> EXCERPT TO READ:
September 2017

The New Race to the Moon


The Japanese and Indian lunar exploration teams—HAKUTO and TeamIndus—demonstrated their moon rovers at Space Museum TeNQ in Tokyo, Japan.

You’re probably familiar with foot races, car races, and boat races, but what about a moon race? Well, Internet giant Google is sponsoring a race to the moon! To run the competition, the company teamed up with the X Prize Foundation (XPRIZE). This organization designs and manages contests to inspire people to develop technology. Together, they named the race-to-the-moon contest the Google Lunar XPRIZE, or Moon 2.0.

First announced in 2007, the Google Lunar XPRIZE is open to teams of engineers, entrepreneurs, and innovators around the world. The goal of the contest is to inspire competing groups to develop low-cost methods of robotic space exploration. To qualify for the competition, each team had to have a contract with a launch pad by December 31, 2016. Out of 33 initial teams, five qualified for the contest—SpaceIL (Israel), Moon Express (USA), Synergy Moon (International), TeamIndus (India), and HAKUTO (Japan).

To win the Google Lunar XPRIZE, one of the five teams must be the first to accomplish three main tasks. The first task is to successfully land a spacecraft on the moon’s surface. The second is to use a robotic vehicle to explore at least 1,640 feet of the moon’s surface. The third is to send high-definition video and images back to Earth. These three tasks must be completed by March 31, 2018.

Dataset entries:
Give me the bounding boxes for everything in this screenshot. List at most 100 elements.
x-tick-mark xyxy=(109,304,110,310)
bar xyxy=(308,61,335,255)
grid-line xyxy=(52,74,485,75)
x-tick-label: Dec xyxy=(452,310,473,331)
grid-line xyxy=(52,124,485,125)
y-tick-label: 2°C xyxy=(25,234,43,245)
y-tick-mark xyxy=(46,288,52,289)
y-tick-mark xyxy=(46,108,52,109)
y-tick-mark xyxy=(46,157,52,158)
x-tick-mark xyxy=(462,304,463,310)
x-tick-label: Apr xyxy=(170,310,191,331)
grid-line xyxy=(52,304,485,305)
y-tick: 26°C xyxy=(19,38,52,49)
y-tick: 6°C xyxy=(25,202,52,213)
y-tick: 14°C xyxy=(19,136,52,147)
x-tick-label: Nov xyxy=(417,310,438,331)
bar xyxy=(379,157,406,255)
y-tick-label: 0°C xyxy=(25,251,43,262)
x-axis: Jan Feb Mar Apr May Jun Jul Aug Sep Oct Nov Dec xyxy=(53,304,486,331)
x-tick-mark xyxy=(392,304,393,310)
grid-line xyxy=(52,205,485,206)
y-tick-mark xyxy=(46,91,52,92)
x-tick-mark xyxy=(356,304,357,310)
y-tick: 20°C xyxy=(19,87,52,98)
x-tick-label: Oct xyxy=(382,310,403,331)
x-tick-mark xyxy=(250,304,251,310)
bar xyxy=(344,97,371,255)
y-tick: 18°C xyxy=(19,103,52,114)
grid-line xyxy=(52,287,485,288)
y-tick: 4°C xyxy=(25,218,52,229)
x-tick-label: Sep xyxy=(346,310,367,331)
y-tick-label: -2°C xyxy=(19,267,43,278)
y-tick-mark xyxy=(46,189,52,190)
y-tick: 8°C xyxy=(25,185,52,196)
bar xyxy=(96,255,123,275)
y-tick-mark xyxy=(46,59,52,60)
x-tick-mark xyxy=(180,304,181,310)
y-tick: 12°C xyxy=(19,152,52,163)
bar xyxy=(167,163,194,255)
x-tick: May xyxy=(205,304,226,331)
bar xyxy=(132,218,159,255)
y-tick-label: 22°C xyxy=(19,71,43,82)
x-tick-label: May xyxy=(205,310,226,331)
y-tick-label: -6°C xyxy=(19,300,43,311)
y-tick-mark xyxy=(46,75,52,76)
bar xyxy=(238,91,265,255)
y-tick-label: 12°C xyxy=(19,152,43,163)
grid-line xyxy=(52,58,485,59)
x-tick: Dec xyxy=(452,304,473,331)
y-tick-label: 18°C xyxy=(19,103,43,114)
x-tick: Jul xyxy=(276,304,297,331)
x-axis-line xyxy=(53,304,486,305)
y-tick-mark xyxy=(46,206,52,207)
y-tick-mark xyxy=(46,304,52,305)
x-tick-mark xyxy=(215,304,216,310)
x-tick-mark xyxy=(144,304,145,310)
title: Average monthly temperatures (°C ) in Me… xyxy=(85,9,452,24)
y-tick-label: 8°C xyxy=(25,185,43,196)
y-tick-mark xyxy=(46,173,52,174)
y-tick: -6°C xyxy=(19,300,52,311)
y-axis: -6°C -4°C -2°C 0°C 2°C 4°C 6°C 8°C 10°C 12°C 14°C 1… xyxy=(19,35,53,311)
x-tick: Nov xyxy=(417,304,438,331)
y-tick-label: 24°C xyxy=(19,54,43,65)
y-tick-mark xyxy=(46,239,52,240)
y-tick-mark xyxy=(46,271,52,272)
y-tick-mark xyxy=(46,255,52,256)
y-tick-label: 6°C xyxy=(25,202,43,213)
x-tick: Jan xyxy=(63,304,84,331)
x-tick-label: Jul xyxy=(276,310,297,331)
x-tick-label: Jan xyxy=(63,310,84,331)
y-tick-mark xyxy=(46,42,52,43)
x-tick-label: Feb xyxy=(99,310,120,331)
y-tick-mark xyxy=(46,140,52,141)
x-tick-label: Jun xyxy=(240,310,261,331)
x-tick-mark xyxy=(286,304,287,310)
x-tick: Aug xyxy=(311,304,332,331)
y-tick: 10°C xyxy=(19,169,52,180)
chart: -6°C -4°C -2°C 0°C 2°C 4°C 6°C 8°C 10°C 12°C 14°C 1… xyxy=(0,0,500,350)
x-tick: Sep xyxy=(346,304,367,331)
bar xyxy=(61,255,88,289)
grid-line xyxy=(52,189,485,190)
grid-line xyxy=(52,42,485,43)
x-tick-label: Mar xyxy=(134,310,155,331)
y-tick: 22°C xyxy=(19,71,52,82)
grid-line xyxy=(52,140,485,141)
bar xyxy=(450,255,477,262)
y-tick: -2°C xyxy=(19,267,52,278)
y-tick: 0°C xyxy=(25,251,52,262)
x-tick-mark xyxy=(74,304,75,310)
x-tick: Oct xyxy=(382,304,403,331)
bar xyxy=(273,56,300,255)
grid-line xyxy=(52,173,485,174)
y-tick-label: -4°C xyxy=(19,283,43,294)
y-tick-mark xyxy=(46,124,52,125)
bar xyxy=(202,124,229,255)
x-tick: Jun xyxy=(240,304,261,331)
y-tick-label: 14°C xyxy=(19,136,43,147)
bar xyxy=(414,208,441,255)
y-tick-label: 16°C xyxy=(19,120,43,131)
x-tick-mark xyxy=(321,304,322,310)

> WHAT IS REQUIRED:
Pick up the article on the Google Lunar XPRIZE moon race after its final sentence and write the next part.

> RESULT FOR THIS EXERCISE:
The first missions to the moon began in the late 1950s. Over the years, these missions have been carried out by the United States, the Soviet Union, the European Space Agency, Japan, India, and China. The first spacecraft to reach the moon’s surface was the Soviet Union’s Luna 2 in 1959. Since then, many successful moon missions have been completed, including the first manned landing on the moon by NASA’s Apollo 11 in 1969. However, there have also been many unsuccessful missions due to technical failures, especially in the early days of space exploration.

Competing for the Google Lunar XPRIZE has been a monumental challenge for all five teams. There is no guarantee that any of them will even win. But for the first team that is successful, the grand prize is $20 million. The team that comes in second place will receive $5 million. In addition, bonus prizes will be awarded to every team who completes certain technical milestones and spacecraft maneuvers. These maneuvers include completing one orbit around the moon and achieving a soft moon landing. Let’s hope that at least one of the teams competing for the Google Lunar XPRIZE will succeed!